Your task is to give the data again, exactly, with every line intact.

Dataset entries:
______________________________
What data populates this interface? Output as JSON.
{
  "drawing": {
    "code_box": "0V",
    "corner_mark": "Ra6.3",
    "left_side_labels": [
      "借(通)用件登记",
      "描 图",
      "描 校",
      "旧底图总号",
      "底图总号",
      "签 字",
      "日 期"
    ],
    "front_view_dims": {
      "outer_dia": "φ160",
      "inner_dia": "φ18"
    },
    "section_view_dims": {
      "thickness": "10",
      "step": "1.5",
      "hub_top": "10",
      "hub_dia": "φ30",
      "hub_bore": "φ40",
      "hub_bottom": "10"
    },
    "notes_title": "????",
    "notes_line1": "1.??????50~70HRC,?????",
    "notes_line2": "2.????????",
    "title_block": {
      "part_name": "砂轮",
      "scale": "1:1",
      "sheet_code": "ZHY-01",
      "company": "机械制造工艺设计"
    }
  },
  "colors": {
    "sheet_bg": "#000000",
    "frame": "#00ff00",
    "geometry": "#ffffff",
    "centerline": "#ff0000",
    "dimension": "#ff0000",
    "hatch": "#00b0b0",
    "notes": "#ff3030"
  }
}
______________________________
Right answer:
What data populates this interface? Output as JSON.
{
  "drawing": {
    "code_box": "0V",
    "corner_mark": "Ra6.3",
    "left_side_labels": [
      "借(通)用件登记",
      "描 图",
      "描 校",
      "旧底图总号",
      "底图总号",
      "签 字",
      "日 期"
    ],
    "front_view_dims": {
      "outer_dia": "φ160",
      "inner_dia": "φ18"
    },
    "section_view_dims": {
      "thickness": "10",
      "step": "1.5",
      "hub_top": "10",
      "hub_dia": "φ30",
      "hub_bore": "φ40",
      "hub_bottom": "10"
    },
    "notes_title": "????",
    "notes_line1": "1.??????50~70HRC,?????",
    "notes_line2": "2.????????",
    "title_block": {
      "part_name": "砂轮",
      "scale": "1:1",
      "sheet_code": "ZHY-01",
      "company": "机械制造工艺设计"
    }
  },
  "colors": {
    "sheet_bg": "#000000",
    "frame": "#00ff00",
    "geometry": "#ffffff",
    "centerline": "#ff0000",
    "dimension": "#ff0000",
    "hatch": "#00b0b0",
    "notes": "#ff3030"
  }
}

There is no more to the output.